WORK INSTRUCTIONS: For the data below, report only the number of lines containing the string "charla".

MATERIALS PROVIDED:
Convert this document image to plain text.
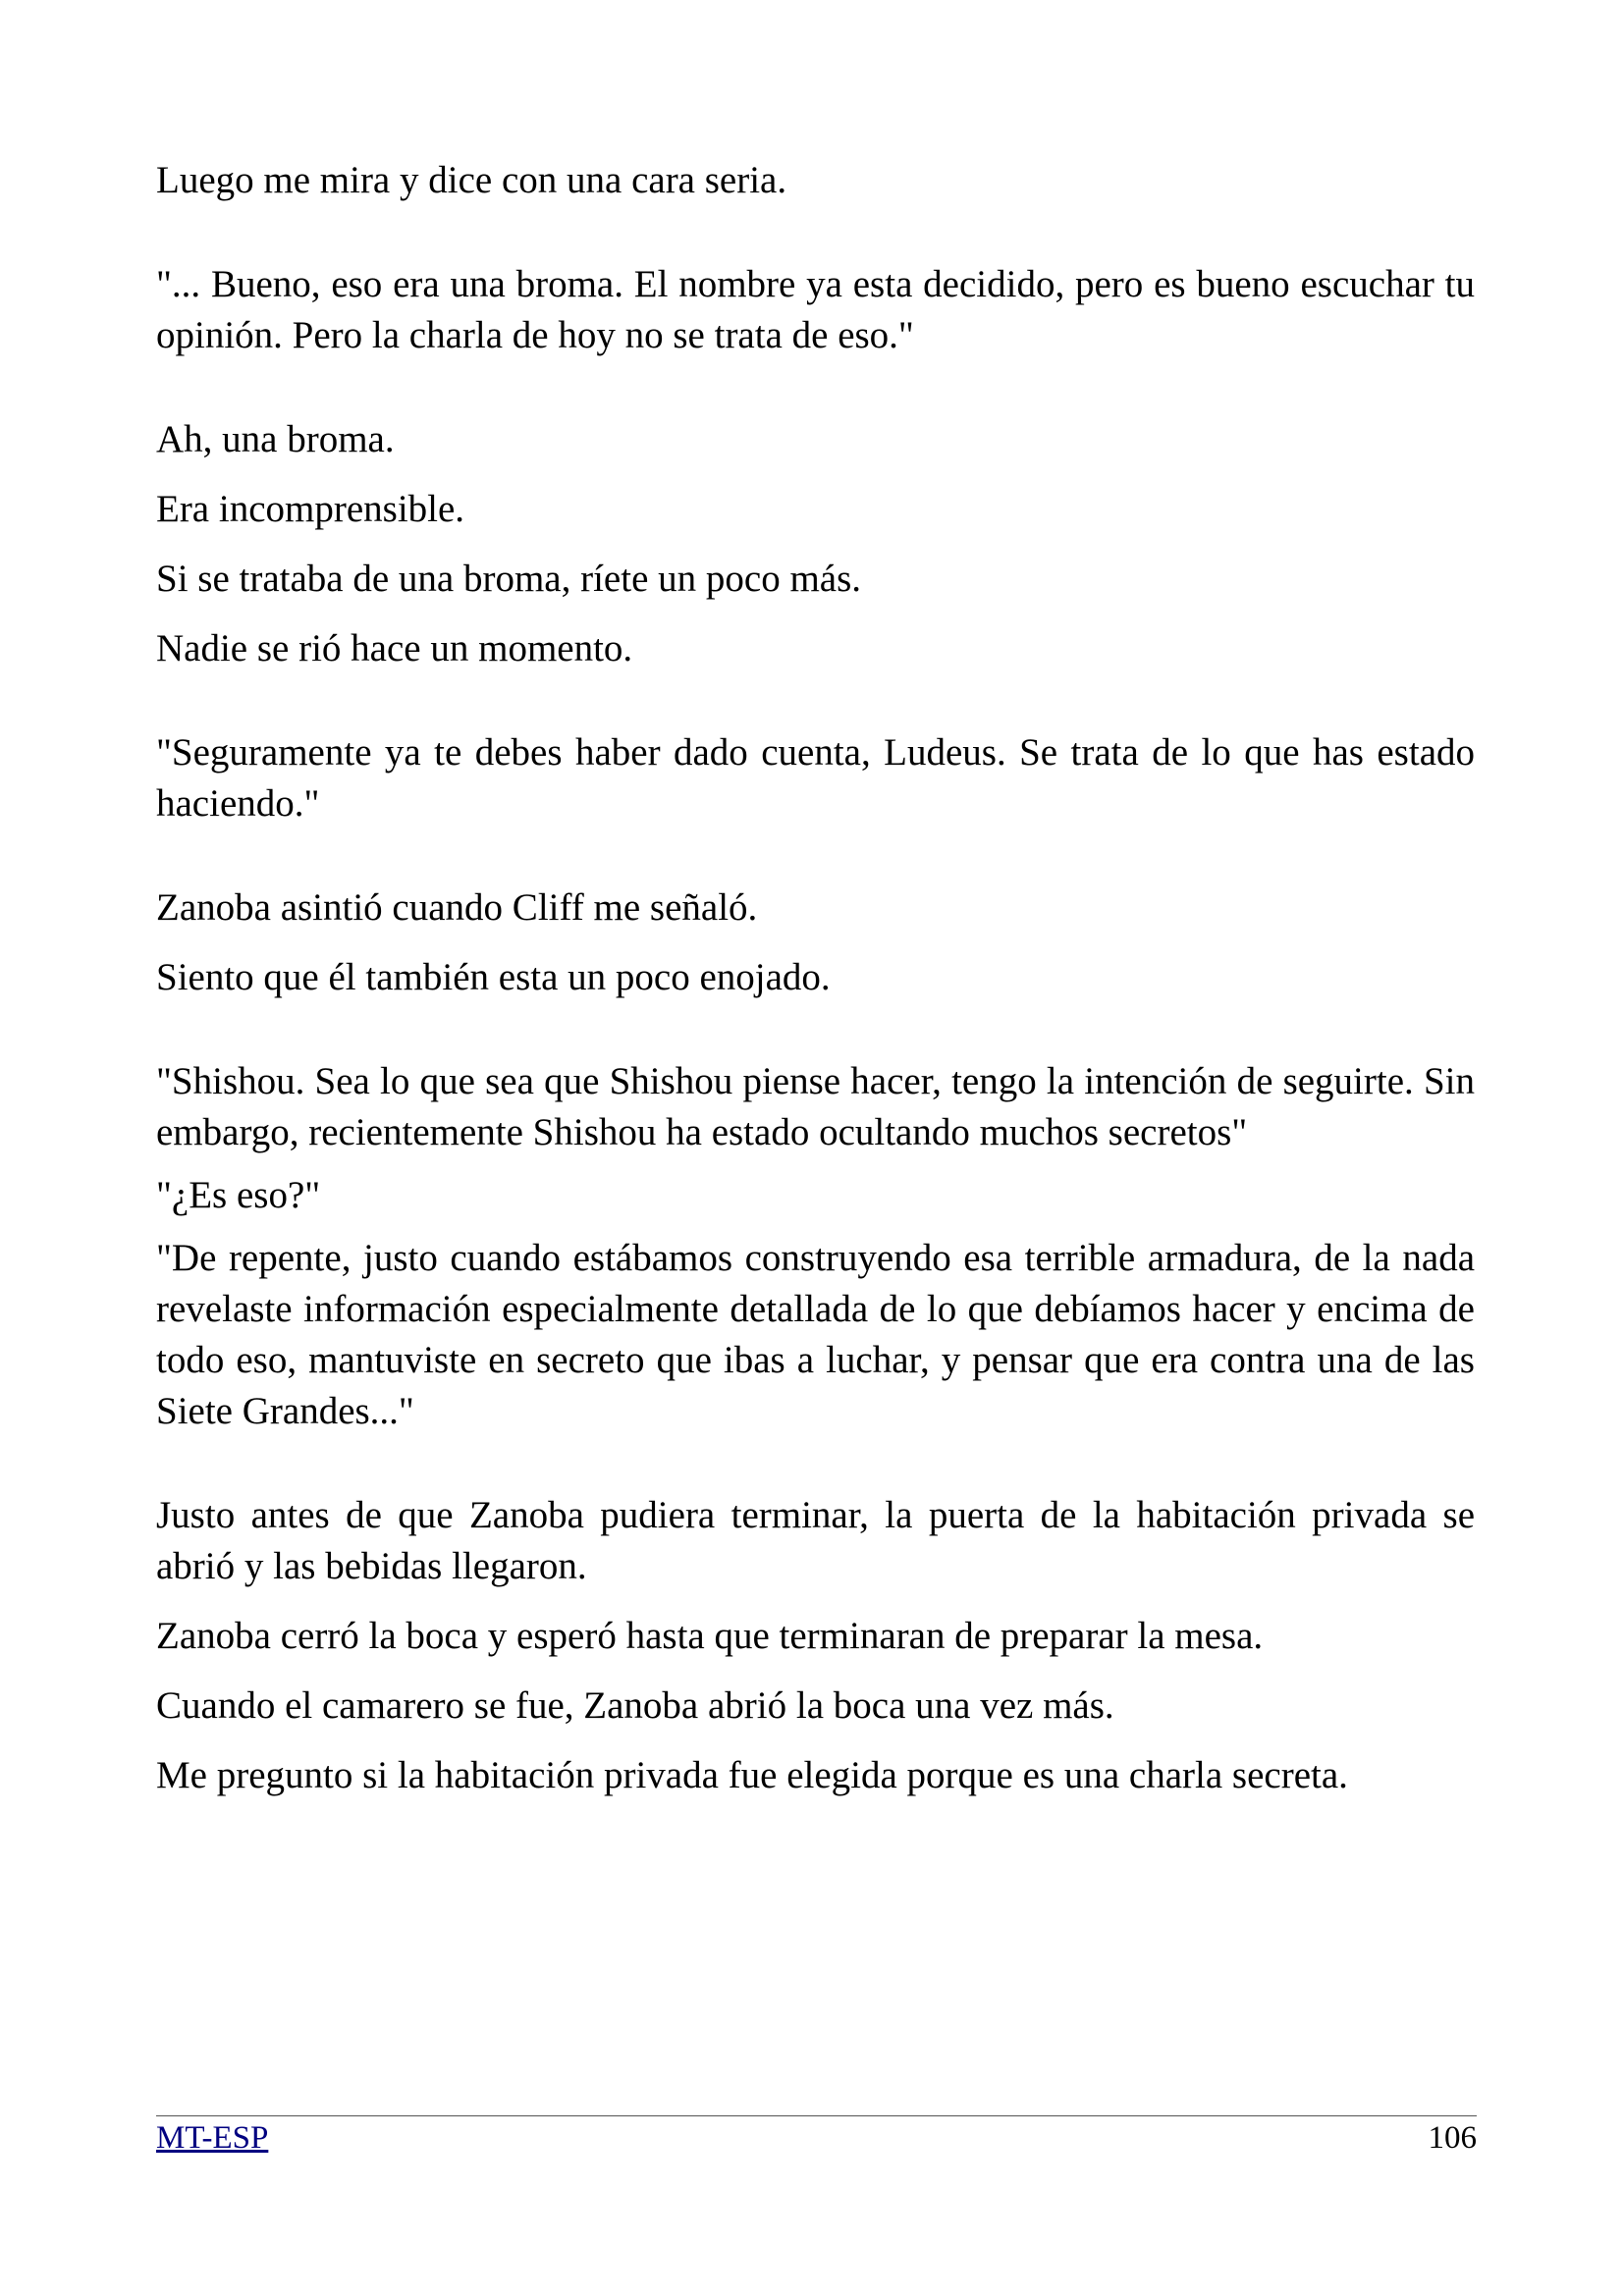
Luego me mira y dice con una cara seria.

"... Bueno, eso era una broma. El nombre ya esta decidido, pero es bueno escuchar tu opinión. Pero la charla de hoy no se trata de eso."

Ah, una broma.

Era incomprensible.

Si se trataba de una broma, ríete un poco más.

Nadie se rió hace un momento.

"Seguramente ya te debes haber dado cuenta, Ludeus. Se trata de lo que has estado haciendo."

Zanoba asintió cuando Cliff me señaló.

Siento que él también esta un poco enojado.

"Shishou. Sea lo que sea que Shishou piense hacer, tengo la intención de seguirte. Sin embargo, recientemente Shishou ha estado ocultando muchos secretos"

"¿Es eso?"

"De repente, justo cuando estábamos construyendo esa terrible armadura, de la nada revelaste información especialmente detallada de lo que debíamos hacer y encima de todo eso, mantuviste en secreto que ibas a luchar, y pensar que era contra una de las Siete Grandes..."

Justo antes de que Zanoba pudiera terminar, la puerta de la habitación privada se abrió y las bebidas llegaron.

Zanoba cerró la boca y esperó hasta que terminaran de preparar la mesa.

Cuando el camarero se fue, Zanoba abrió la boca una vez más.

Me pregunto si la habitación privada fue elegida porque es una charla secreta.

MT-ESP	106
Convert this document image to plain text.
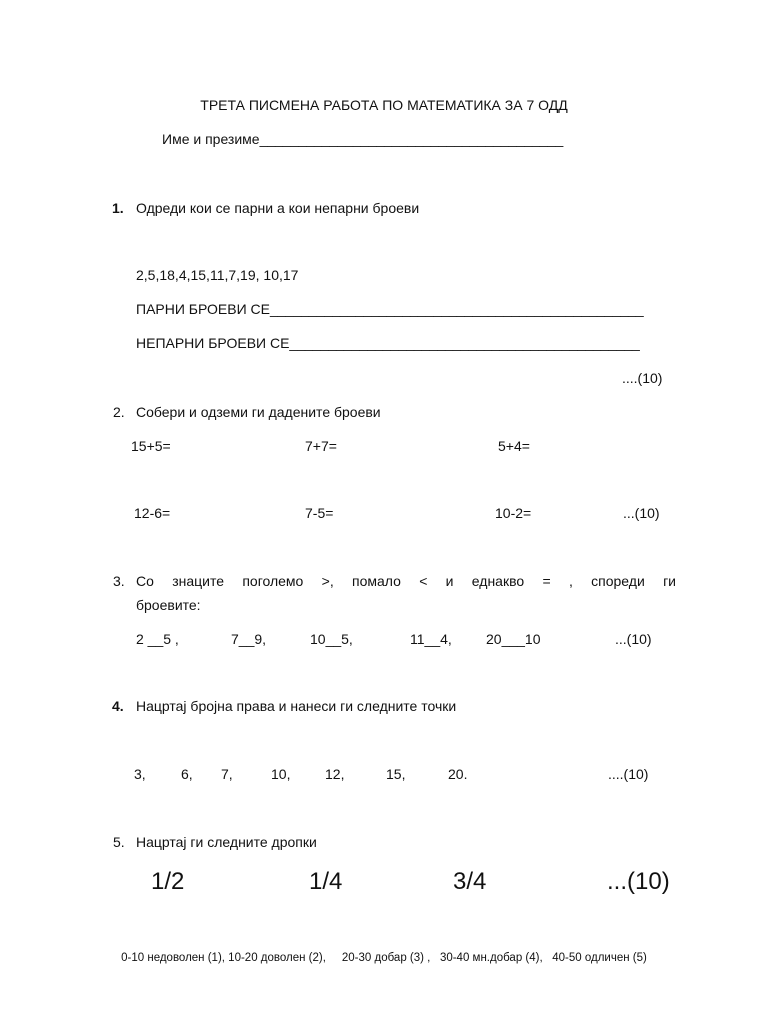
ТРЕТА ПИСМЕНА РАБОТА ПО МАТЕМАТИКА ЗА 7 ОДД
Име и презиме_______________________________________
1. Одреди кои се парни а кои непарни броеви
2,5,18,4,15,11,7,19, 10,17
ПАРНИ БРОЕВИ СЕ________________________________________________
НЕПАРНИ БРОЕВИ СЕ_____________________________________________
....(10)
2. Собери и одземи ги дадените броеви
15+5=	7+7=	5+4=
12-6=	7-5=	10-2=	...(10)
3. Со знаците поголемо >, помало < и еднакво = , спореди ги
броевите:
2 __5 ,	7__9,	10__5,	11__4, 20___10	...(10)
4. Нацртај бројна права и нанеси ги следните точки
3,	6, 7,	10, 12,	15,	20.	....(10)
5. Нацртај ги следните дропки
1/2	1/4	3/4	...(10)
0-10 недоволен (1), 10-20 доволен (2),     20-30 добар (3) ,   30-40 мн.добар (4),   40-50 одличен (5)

CORRECT RESPONSE: 2